▶ Data for this exercise
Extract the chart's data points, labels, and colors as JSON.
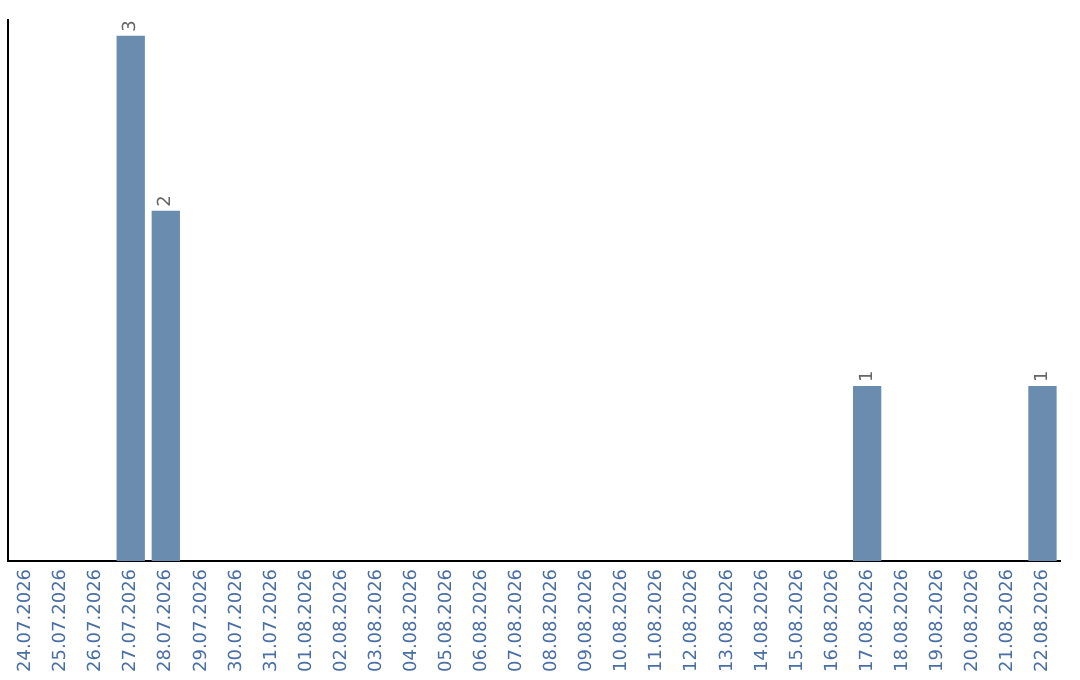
{
  "chart_data": {
    "type": "bar",
    "categories": [
      "24.07.2026",
      "25.07.2026",
      "26.07.2026",
      "27.07.2026",
      "28.07.2026",
      "29.07.2026",
      "30.07.2026",
      "31.07.2026",
      "01.08.2026",
      "02.08.2026",
      "03.08.2026",
      "04.08.2026",
      "05.08.2026",
      "06.08.2026",
      "07.08.2026",
      "08.08.2026",
      "09.08.2026",
      "10.08.2026",
      "11.08.2026",
      "12.08.2026",
      "13.08.2026",
      "14.08.2026",
      "15.08.2026",
      "16.08.2026",
      "17.08.2026",
      "18.08.2026",
      "19.08.2026",
      "20.08.2026",
      "21.08.2026",
      "22.08.2026"
    ],
    "values": [
      0,
      0,
      0,
      3,
      2,
      0,
      0,
      0,
      0,
      0,
      0,
      0,
      0,
      0,
      0,
      0,
      0,
      0,
      0,
      0,
      0,
      0,
      0,
      0,
      1,
      0,
      0,
      0,
      0,
      1
    ],
    "value_labels": [
      null,
      null,
      null,
      "3",
      "2",
      null,
      null,
      null,
      null,
      null,
      null,
      null,
      null,
      null,
      null,
      null,
      null,
      null,
      null,
      null,
      null,
      null,
      null,
      null,
      "1",
      null,
      null,
      null,
      null,
      "1"
    ],
    "color": "#6a8caf",
    "grid": false,
    "legend": false,
    "tick_labels": "x"
  }
}
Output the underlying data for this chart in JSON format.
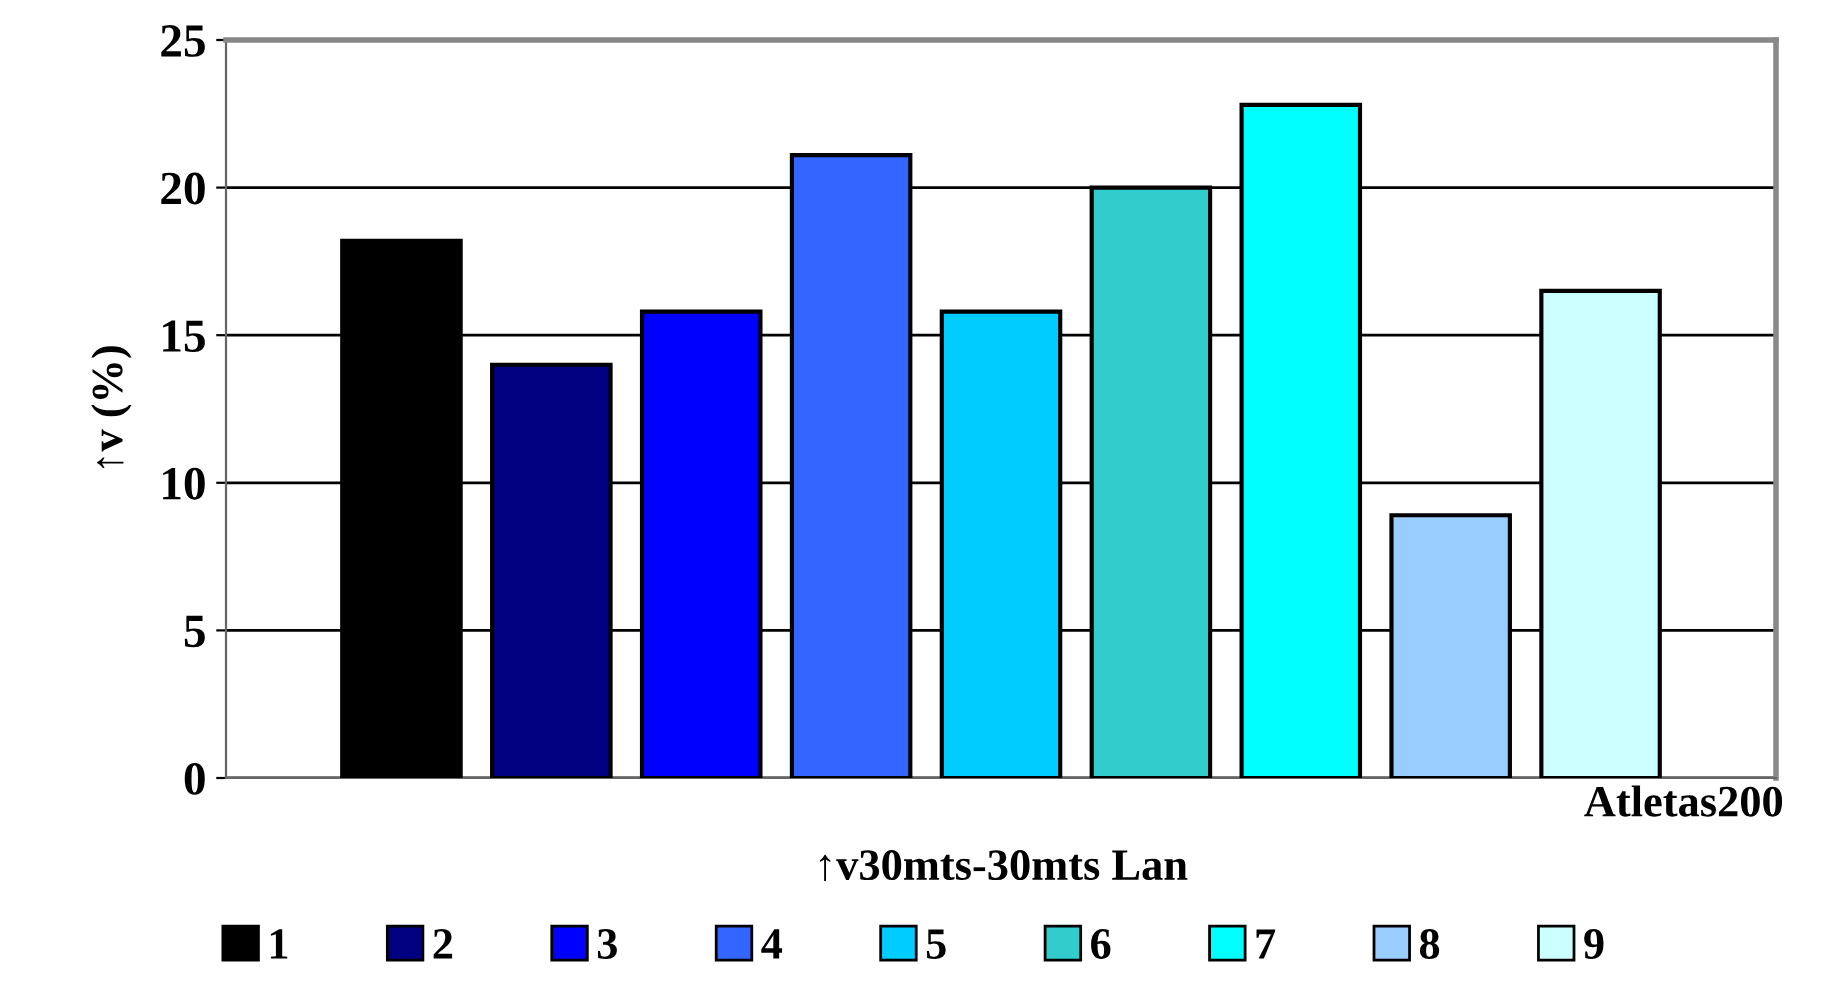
{
  "chart_data": {
    "type": "bar",
    "categories": [
      "Atletas200"
    ],
    "xlabel": "↑v30mts-30mts Lan",
    "ylabel": "↑v (%)",
    "series": [
      {
        "name": "1",
        "color": "#000000",
        "values": [
          18.2
        ]
      },
      {
        "name": "2",
        "color": "#000080",
        "values": [
          14.0
        ]
      },
      {
        "name": "3",
        "color": "#0000ff",
        "values": [
          15.8
        ]
      },
      {
        "name": "4",
        "color": "#3366ff",
        "values": [
          21.1
        ]
      },
      {
        "name": "5",
        "color": "#00ccff",
        "values": [
          15.8
        ]
      },
      {
        "name": "6",
        "color": "#33cccc",
        "values": [
          20.0
        ]
      },
      {
        "name": "7",
        "color": "#00ffff",
        "values": [
          22.8
        ]
      },
      {
        "name": "8",
        "color": "#99ccff",
        "values": [
          8.9
        ]
      },
      {
        "name": "9",
        "color": "#ccffff",
        "values": [
          16.5
        ]
      }
    ],
    "ylim": [
      0,
      25
    ],
    "yticks": [
      0,
      5,
      10,
      15,
      20,
      25
    ],
    "grid": "y",
    "legend": "bottom"
  }
}
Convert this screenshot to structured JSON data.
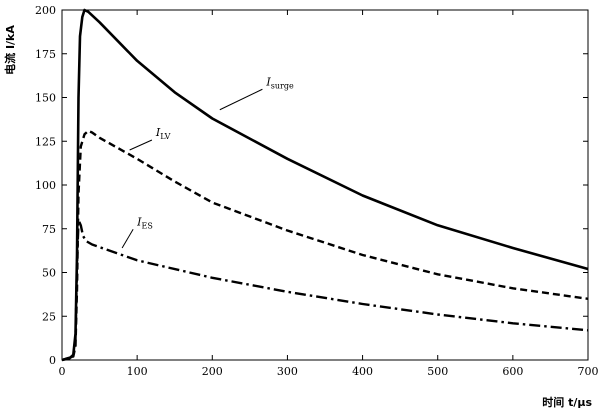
{
  "chart_data": {
    "type": "line",
    "xlabel": "时间 t/μs",
    "ylabel": "电流 I/kA",
    "xlim": [
      0,
      700
    ],
    "ylim": [
      0,
      200
    ],
    "xticks": [
      0,
      100,
      200,
      300,
      400,
      500,
      600,
      700
    ],
    "yticks": [
      0,
      25,
      50,
      75,
      100,
      125,
      150,
      175,
      200
    ],
    "grid": false,
    "legend": "none",
    "series": [
      {
        "name": "I_surge",
        "label_main": "I",
        "label_sub": "surge",
        "line_style": "solid",
        "color": "#000000",
        "x": [
          0,
          10,
          15,
          18,
          20,
          22,
          24,
          27,
          30,
          35,
          50,
          100,
          150,
          200,
          300,
          400,
          500,
          600,
          700
        ],
        "y": [
          0,
          1,
          3,
          15,
          60,
          150,
          185,
          196,
          200,
          199,
          193,
          171,
          153,
          138,
          115,
          94,
          77,
          64,
          52
        ]
      },
      {
        "name": "I_LV",
        "label_main": "I",
        "label_sub": "LV",
        "line_style": "dashed",
        "color": "#000000",
        "x": [
          0,
          15,
          18,
          20,
          22,
          25,
          30,
          35,
          40,
          50,
          100,
          150,
          200,
          300,
          400,
          500,
          600,
          700
        ],
        "y": [
          0,
          2,
          8,
          40,
          95,
          122,
          129,
          131,
          130,
          127,
          115,
          102,
          90,
          74,
          60,
          49,
          41,
          35
        ]
      },
      {
        "name": "I_ES",
        "label_main": "I",
        "label_sub": "ES",
        "line_style": "dashdot",
        "color": "#000000",
        "x": [
          0,
          15,
          18,
          20,
          22,
          25,
          28,
          32,
          40,
          60,
          100,
          200,
          300,
          400,
          500,
          600,
          700
        ],
        "y": [
          0,
          2,
          12,
          55,
          80,
          77,
          71,
          68,
          66,
          63,
          57,
          47,
          39,
          32,
          26,
          21,
          17
        ]
      }
    ],
    "annotations": [
      {
        "series": "I_surge",
        "label_at": [
          272,
          157
        ],
        "arrow_to": [
          210,
          143
        ]
      },
      {
        "series": "I_LV",
        "label_at": [
          125,
          128
        ],
        "arrow_to": [
          90,
          120
        ]
      },
      {
        "series": "I_ES",
        "label_at": [
          100,
          77
        ],
        "arrow_to": [
          80,
          64
        ]
      }
    ]
  }
}
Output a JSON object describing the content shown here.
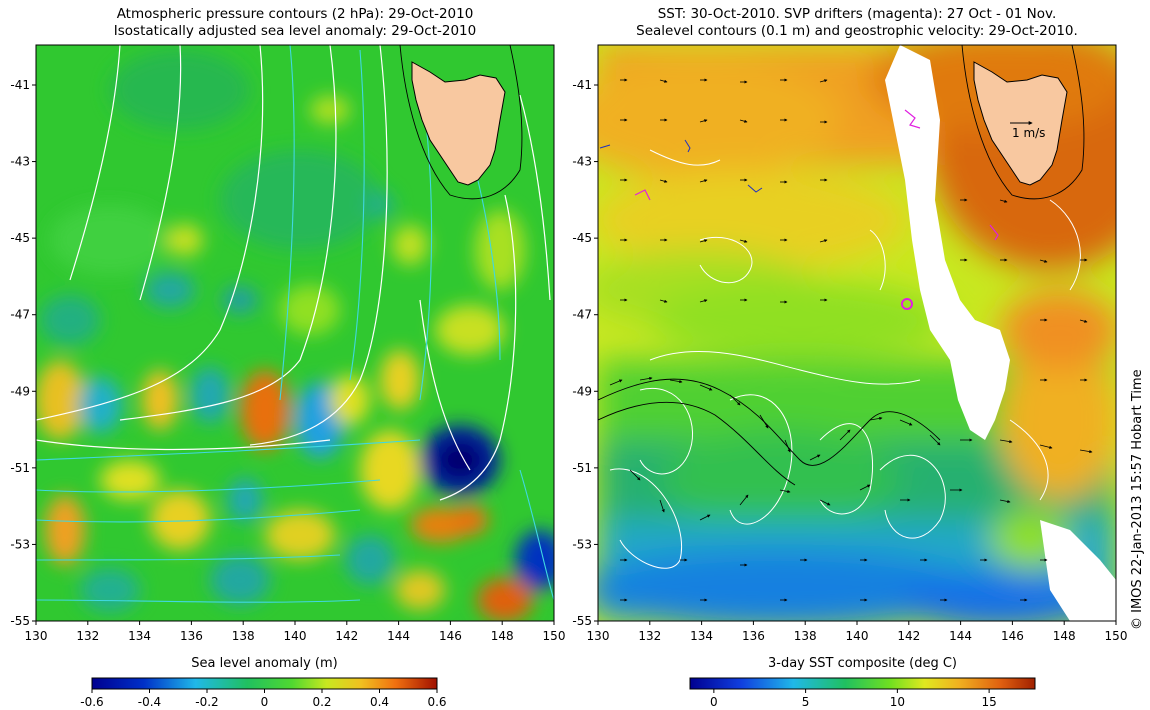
{
  "left_panel": {
    "title_line1": "Atmospheric pressure contours (2 hPa): 29-Oct-2010",
    "title_line2": "Isostatically adjusted sea level anomaly: 29-Oct-2010",
    "colorbar_label": "Sea level anomaly (m)",
    "colorbar_ticks": [
      "-0.6",
      "-0.4",
      "-0.2",
      "0",
      "0.2",
      "0.4",
      "0.6"
    ]
  },
  "right_panel": {
    "title_line1": "SST: 30-Oct-2010. SVP drifters (magenta): 27 Oct - 01 Nov.",
    "title_line2": "Sealevel contours (0.1 m) and geostrophic velocity: 29-Oct-2010.",
    "colorbar_label": "3-day SST composite (deg C)",
    "colorbar_ticks": [
      "0",
      "5",
      "10",
      "15"
    ],
    "velocity_scale_label": "1 m/s"
  },
  "axes": {
    "lon_ticks": [
      "130",
      "132",
      "134",
      "136",
      "138",
      "140",
      "142",
      "144",
      "146",
      "148",
      "150"
    ],
    "lat_ticks": [
      "-41",
      "-43",
      "-45",
      "-47",
      "-49",
      "-51",
      "-53",
      "-55"
    ]
  },
  "credit": "© IMOS 22-Jan-2013 15:57 Hobart Time",
  "colors": {
    "land": "#f8c8a0",
    "pressure_contours": "#ffffff",
    "sealevel_contours_left": "#40d8e0",
    "drifters": "#e020e0",
    "no_data": "#ffffff"
  }
}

▶ What you are asked to do
Extract, from the material above, each line holding the word "Output".

▶ Answer for the task
Output the underlying data for this chart in JSON format.
Output a JSON object describing the content shown here.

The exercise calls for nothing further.